Task prompt = Quote every line as written. Omit pictures.

Data shown =

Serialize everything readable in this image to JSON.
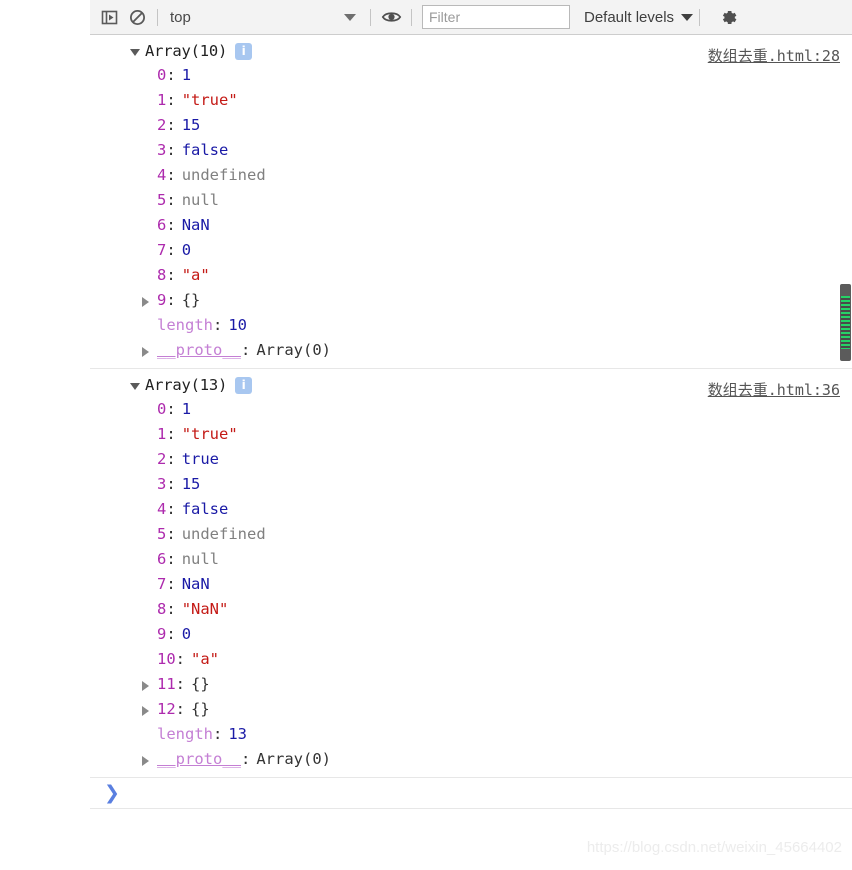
{
  "toolbar": {
    "panel_icon": "sidebar-toggle-icon",
    "clear_icon": "clear-console-icon",
    "context_value": "top",
    "eye_icon": "eye-icon",
    "filter_placeholder": "Filter",
    "filter_value": "",
    "levels_label": "Default levels",
    "gear_icon": "gear-icon"
  },
  "console": {
    "messages": [
      {
        "title": "Array(10)",
        "badge": "i",
        "source": "数组去重.html:28",
        "props": [
          {
            "key": "0",
            "value": "1",
            "type": "number",
            "expandable": false
          },
          {
            "key": "1",
            "value": "\"true\"",
            "type": "string",
            "expandable": false
          },
          {
            "key": "2",
            "value": "15",
            "type": "number",
            "expandable": false
          },
          {
            "key": "3",
            "value": "false",
            "type": "bool",
            "expandable": false
          },
          {
            "key": "4",
            "value": "undefined",
            "type": "null",
            "expandable": false
          },
          {
            "key": "5",
            "value": "null",
            "type": "null",
            "expandable": false
          },
          {
            "key": "6",
            "value": "NaN",
            "type": "number",
            "expandable": false
          },
          {
            "key": "7",
            "value": "0",
            "type": "number",
            "expandable": false
          },
          {
            "key": "8",
            "value": "\"a\"",
            "type": "string",
            "expandable": false
          },
          {
            "key": "9",
            "value": "{}",
            "type": "object",
            "expandable": true
          },
          {
            "key": "length",
            "value": "10",
            "type": "number",
            "expandable": false,
            "dim": true
          },
          {
            "key": "__proto__",
            "value": "Array(0)",
            "type": "proto",
            "expandable": true,
            "dim": true
          }
        ]
      },
      {
        "title": "Array(13)",
        "badge": "i",
        "source": "数组去重.html:36",
        "props": [
          {
            "key": "0",
            "value": "1",
            "type": "number",
            "expandable": false
          },
          {
            "key": "1",
            "value": "\"true\"",
            "type": "string",
            "expandable": false
          },
          {
            "key": "2",
            "value": "true",
            "type": "bool",
            "expandable": false
          },
          {
            "key": "3",
            "value": "15",
            "type": "number",
            "expandable": false
          },
          {
            "key": "4",
            "value": "false",
            "type": "bool",
            "expandable": false
          },
          {
            "key": "5",
            "value": "undefined",
            "type": "null",
            "expandable": false
          },
          {
            "key": "6",
            "value": "null",
            "type": "null",
            "expandable": false
          },
          {
            "key": "7",
            "value": "NaN",
            "type": "number",
            "expandable": false
          },
          {
            "key": "8",
            "value": "\"NaN\"",
            "type": "string",
            "expandable": false
          },
          {
            "key": "9",
            "value": "0",
            "type": "number",
            "expandable": false
          },
          {
            "key": "10",
            "value": "\"a\"",
            "type": "string",
            "expandable": false
          },
          {
            "key": "11",
            "value": "{}",
            "type": "object",
            "expandable": true
          },
          {
            "key": "12",
            "value": "{}",
            "type": "object",
            "expandable": true
          },
          {
            "key": "length",
            "value": "13",
            "type": "number",
            "expandable": false,
            "dim": true
          },
          {
            "key": "__proto__",
            "value": "Array(0)",
            "type": "proto",
            "expandable": true,
            "dim": true
          }
        ]
      }
    ],
    "prompt_symbol": "❯"
  },
  "watermark": "https://blog.csdn.net/weixin_45664402",
  "colors": {
    "key": "#ad2aad",
    "key_dim": "#c47fd4",
    "number": "#1a1aa6",
    "string": "#c41a16",
    "nullish": "#808080",
    "badge_bg": "#a8c7f0",
    "scroll_accent": "#25d366",
    "prompt": "#5a7fe0"
  }
}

Answer below =
Serialize everything readable in this image to JSON.
{
  "toolbar": {
    "panel_icon": "sidebar-toggle-icon",
    "clear_icon": "clear-console-icon",
    "context_value": "top",
    "eye_icon": "eye-icon",
    "filter_placeholder": "Filter",
    "filter_value": "",
    "levels_label": "Default levels",
    "gear_icon": "gear-icon"
  },
  "console": {
    "messages": [
      {
        "title": "Array(10)",
        "badge": "i",
        "source": "数组去重.html:28",
        "props": [
          {
            "key": "0",
            "value": "1",
            "type": "number",
            "expandable": false
          },
          {
            "key": "1",
            "value": "\"true\"",
            "type": "string",
            "expandable": false
          },
          {
            "key": "2",
            "value": "15",
            "type": "number",
            "expandable": false
          },
          {
            "key": "3",
            "value": "false",
            "type": "bool",
            "expandable": false
          },
          {
            "key": "4",
            "value": "undefined",
            "type": "null",
            "expandable": false
          },
          {
            "key": "5",
            "value": "null",
            "type": "null",
            "expandable": false
          },
          {
            "key": "6",
            "value": "NaN",
            "type": "number",
            "expandable": false
          },
          {
            "key": "7",
            "value": "0",
            "type": "number",
            "expandable": false
          },
          {
            "key": "8",
            "value": "\"a\"",
            "type": "string",
            "expandable": false
          },
          {
            "key": "9",
            "value": "{}",
            "type": "object",
            "expandable": true
          },
          {
            "key": "length",
            "value": "10",
            "type": "number",
            "expandable": false,
            "dim": true
          },
          {
            "key": "__proto__",
            "value": "Array(0)",
            "type": "proto",
            "expandable": true,
            "dim": true
          }
        ]
      },
      {
        "title": "Array(13)",
        "badge": "i",
        "source": "数组去重.html:36",
        "props": [
          {
            "key": "0",
            "value": "1",
            "type": "number",
            "expandable": false
          },
          {
            "key": "1",
            "value": "\"true\"",
            "type": "string",
            "expandable": false
          },
          {
            "key": "2",
            "value": "true",
            "type": "bool",
            "expandable": false
          },
          {
            "key": "3",
            "value": "15",
            "type": "number",
            "expandable": false
          },
          {
            "key": "4",
            "value": "false",
            "type": "bool",
            "expandable": false
          },
          {
            "key": "5",
            "value": "undefined",
            "type": "null",
            "expandable": false
          },
          {
            "key": "6",
            "value": "null",
            "type": "null",
            "expandable": false
          },
          {
            "key": "7",
            "value": "NaN",
            "type": "number",
            "expandable": false
          },
          {
            "key": "8",
            "value": "\"NaN\"",
            "type": "string",
            "expandable": false
          },
          {
            "key": "9",
            "value": "0",
            "type": "number",
            "expandable": false
          },
          {
            "key": "10",
            "value": "\"a\"",
            "type": "string",
            "expandable": false
          },
          {
            "key": "11",
            "value": "{}",
            "type": "object",
            "expandable": true
          },
          {
            "key": "12",
            "value": "{}",
            "type": "object",
            "expandable": true
          },
          {
            "key": "length",
            "value": "13",
            "type": "number",
            "expandable": false,
            "dim": true
          },
          {
            "key": "__proto__",
            "value": "Array(0)",
            "type": "proto",
            "expandable": true,
            "dim": true
          }
        ]
      }
    ],
    "prompt_symbol": "❯"
  },
  "watermark": "https://blog.csdn.net/weixin_45664402",
  "colors": {
    "key": "#ad2aad",
    "key_dim": "#c47fd4",
    "number": "#1a1aa6",
    "string": "#c41a16",
    "nullish": "#808080",
    "badge_bg": "#a8c7f0",
    "scroll_accent": "#25d366",
    "prompt": "#5a7fe0"
  }
}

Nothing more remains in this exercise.